(Goal):
Write down each entry again, exactly as it reads.

Begin Records shown

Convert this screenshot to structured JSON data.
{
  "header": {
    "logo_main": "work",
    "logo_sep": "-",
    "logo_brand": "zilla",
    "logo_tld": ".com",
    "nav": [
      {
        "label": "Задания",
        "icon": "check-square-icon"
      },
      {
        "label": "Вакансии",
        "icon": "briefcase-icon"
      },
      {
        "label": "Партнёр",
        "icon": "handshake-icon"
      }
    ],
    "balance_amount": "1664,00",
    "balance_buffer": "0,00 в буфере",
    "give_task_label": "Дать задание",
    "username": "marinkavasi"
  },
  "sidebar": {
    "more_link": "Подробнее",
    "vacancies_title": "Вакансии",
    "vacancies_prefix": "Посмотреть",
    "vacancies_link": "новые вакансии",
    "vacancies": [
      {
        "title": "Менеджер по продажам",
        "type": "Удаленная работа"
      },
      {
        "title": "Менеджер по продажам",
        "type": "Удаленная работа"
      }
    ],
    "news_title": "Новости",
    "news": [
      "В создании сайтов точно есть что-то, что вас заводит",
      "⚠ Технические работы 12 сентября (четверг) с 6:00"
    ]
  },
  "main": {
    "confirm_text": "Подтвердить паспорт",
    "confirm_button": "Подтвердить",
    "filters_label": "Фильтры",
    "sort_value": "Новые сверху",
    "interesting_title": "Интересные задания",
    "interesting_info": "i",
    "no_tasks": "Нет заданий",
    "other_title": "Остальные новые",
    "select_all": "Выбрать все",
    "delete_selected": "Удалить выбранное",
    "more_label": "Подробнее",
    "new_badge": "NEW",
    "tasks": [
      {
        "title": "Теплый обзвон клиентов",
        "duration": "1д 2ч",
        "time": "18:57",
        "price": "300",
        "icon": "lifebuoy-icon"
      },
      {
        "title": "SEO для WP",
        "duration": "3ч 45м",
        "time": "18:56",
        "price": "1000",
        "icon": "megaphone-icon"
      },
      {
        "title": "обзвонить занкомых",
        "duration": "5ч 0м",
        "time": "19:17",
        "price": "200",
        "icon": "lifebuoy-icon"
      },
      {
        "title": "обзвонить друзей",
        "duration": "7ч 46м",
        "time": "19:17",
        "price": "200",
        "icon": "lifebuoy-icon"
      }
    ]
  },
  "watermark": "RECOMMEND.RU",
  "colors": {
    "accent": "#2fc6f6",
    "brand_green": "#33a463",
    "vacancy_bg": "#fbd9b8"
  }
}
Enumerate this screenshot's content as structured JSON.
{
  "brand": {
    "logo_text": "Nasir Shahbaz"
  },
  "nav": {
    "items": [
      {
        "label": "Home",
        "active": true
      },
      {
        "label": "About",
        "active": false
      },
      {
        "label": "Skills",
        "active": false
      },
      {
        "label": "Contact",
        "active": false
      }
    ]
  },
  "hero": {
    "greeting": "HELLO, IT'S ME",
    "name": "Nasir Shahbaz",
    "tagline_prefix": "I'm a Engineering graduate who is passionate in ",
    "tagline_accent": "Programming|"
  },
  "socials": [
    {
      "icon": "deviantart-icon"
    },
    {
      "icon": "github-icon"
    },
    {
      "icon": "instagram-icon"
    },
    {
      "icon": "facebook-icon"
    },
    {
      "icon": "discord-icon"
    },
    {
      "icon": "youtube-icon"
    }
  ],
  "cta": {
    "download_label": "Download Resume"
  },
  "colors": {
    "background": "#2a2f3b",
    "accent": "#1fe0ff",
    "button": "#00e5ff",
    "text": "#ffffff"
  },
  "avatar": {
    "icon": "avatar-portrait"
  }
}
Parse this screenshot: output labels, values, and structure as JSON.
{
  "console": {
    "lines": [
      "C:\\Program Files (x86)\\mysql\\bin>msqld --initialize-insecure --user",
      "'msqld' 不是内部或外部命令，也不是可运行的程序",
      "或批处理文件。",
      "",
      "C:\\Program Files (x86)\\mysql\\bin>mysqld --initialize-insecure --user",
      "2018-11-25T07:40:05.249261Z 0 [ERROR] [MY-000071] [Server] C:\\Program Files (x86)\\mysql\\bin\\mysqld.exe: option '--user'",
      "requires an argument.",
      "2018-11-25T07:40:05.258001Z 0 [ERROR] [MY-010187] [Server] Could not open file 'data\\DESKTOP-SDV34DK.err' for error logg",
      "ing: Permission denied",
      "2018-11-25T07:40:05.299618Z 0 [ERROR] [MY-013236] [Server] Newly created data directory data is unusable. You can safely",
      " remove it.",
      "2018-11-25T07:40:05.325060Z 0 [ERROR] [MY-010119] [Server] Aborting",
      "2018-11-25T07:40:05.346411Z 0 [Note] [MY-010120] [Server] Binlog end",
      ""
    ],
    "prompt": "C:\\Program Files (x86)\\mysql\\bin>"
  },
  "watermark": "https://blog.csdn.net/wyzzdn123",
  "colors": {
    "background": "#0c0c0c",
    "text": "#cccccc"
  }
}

End Records shown

(Final answer):
Convert this screenshot to structured JSON data.
{
  "header": {
    "logo_main": "work",
    "logo_sep": "-",
    "logo_brand": "zilla",
    "logo_tld": ".com",
    "nav": [
      {
        "label": "Задания",
        "icon": "check-square-icon"
      },
      {
        "label": "Вакансии",
        "icon": "briefcase-icon"
      },
      {
        "label": "Партнёр",
        "icon": "handshake-icon"
      }
    ],
    "balance_amount": "1664,00",
    "balance_buffer": "0,00 в буфере",
    "give_task_label": "Дать задание",
    "username": "marinkavasi"
  },
  "sidebar": {
    "more_link": "Подробнее",
    "vacancies_title": "Вакансии",
    "vacancies_prefix": "Посмотреть",
    "vacancies_link": "новые вакансии",
    "vacancies": [
      {
        "title": "Менеджер по продажам",
        "type": "Удаленная работа"
      },
      {
        "title": "Менеджер по продажам",
        "type": "Удаленная работа"
      }
    ],
    "news_title": "Новости",
    "news": [
      "В создании сайтов точно есть что-то, что вас заводит",
      "⚠ Технические работы 12 сентября (четверг) с 6:00"
    ]
  },
  "main": {
    "confirm_text": "Подтвердить паспорт",
    "confirm_button": "Подтвердить",
    "filters_label": "Фильтры",
    "sort_value": "Новые сверху",
    "interesting_title": "Интересные задания",
    "interesting_info": "i",
    "no_tasks": "Нет заданий",
    "other_title": "Остальные новые",
    "select_all": "Выбрать все",
    "delete_selected": "Удалить выбранное",
    "more_label": "Подробнее",
    "new_badge": "NEW",
    "tasks": [
      {
        "title": "Теплый обзвон клиентов",
        "duration": "1д 2ч",
        "time": "18:57",
        "price": "300",
        "icon": "lifebuoy-icon"
      },
      {
        "title": "SEO для WP",
        "duration": "3ч 45м",
        "time": "18:56",
        "price": "1000",
        "icon": "megaphone-icon"
      },
      {
        "title": "обзвонить занкомых",
        "duration": "5ч 0м",
        "time": "19:17",
        "price": "200",
        "icon": "lifebuoy-icon"
      },
      {
        "title": "обзвонить друзей",
        "duration": "7ч 46м",
        "time": "19:17",
        "price": "200",
        "icon": "lifebuoy-icon"
      }
    ]
  },
  "watermark": "RECOMMEND.RU",
  "colors": {
    "accent": "#2fc6f6",
    "brand_green": "#33a463",
    "vacancy_bg": "#fbd9b8"
  }
}
Enumerate this screenshot's content as structured JSON.
{
  "brand": {
    "logo_text": "Nasir Shahbaz"
  },
  "nav": {
    "items": [
      {
        "label": "Home",
        "active": true
      },
      {
        "label": "About",
        "active": false
      },
      {
        "label": "Skills",
        "active": false
      },
      {
        "label": "Contact",
        "active": false
      }
    ]
  },
  "hero": {
    "greeting": "HELLO, IT'S ME",
    "name": "Nasir Shahbaz",
    "tagline_prefix": "I'm a Engineering graduate who is passionate in ",
    "tagline_accent": "Programming|"
  },
  "socials": [
    {
      "icon": "deviantart-icon"
    },
    {
      "icon": "github-icon"
    },
    {
      "icon": "instagram-icon"
    },
    {
      "icon": "facebook-icon"
    },
    {
      "icon": "discord-icon"
    },
    {
      "icon": "youtube-icon"
    }
  ],
  "cta": {
    "download_label": "Download Resume"
  },
  "colors": {
    "background": "#2a2f3b",
    "accent": "#1fe0ff",
    "button": "#00e5ff",
    "text": "#ffffff"
  },
  "avatar": {
    "icon": "avatar-portrait"
  }
}
Parse this screenshot: output labels, values, and structure as JSON.
{
  "console": {
    "lines": [
      "C:\\Program Files (x86)\\mysql\\bin>msqld --initialize-insecure --user",
      "'msqld' 不是内部或外部命令，也不是可运行的程序",
      "或批处理文件。",
      "",
      "C:\\Program Files (x86)\\mysql\\bin>mysqld --initialize-insecure --user",
      "2018-11-25T07:40:05.249261Z 0 [ERROR] [MY-000071] [Server] C:\\Program Files (x86)\\mysql\\bin\\mysqld.exe: option '--user'",
      "requires an argument.",
      "2018-11-25T07:40:05.258001Z 0 [ERROR] [MY-010187] [Server] Could not open file 'data\\DESKTOP-SDV34DK.err' for error logg",
      "ing: Permission denied",
      "2018-11-25T07:40:05.299618Z 0 [ERROR] [MY-013236] [Server] Newly created data directory data is unusable. You can safely",
      " remove it.",
      "2018-11-25T07:40:05.325060Z 0 [ERROR] [MY-010119] [Server] Aborting",
      "2018-11-25T07:40:05.346411Z 0 [Note] [MY-010120] [Server] Binlog end",
      ""
    ],
    "prompt": "C:\\Program Files (x86)\\mysql\\bin>"
  },
  "watermark": "https://blog.csdn.net/wyzzdn123",
  "colors": {
    "background": "#0c0c0c",
    "text": "#cccccc"
  }
}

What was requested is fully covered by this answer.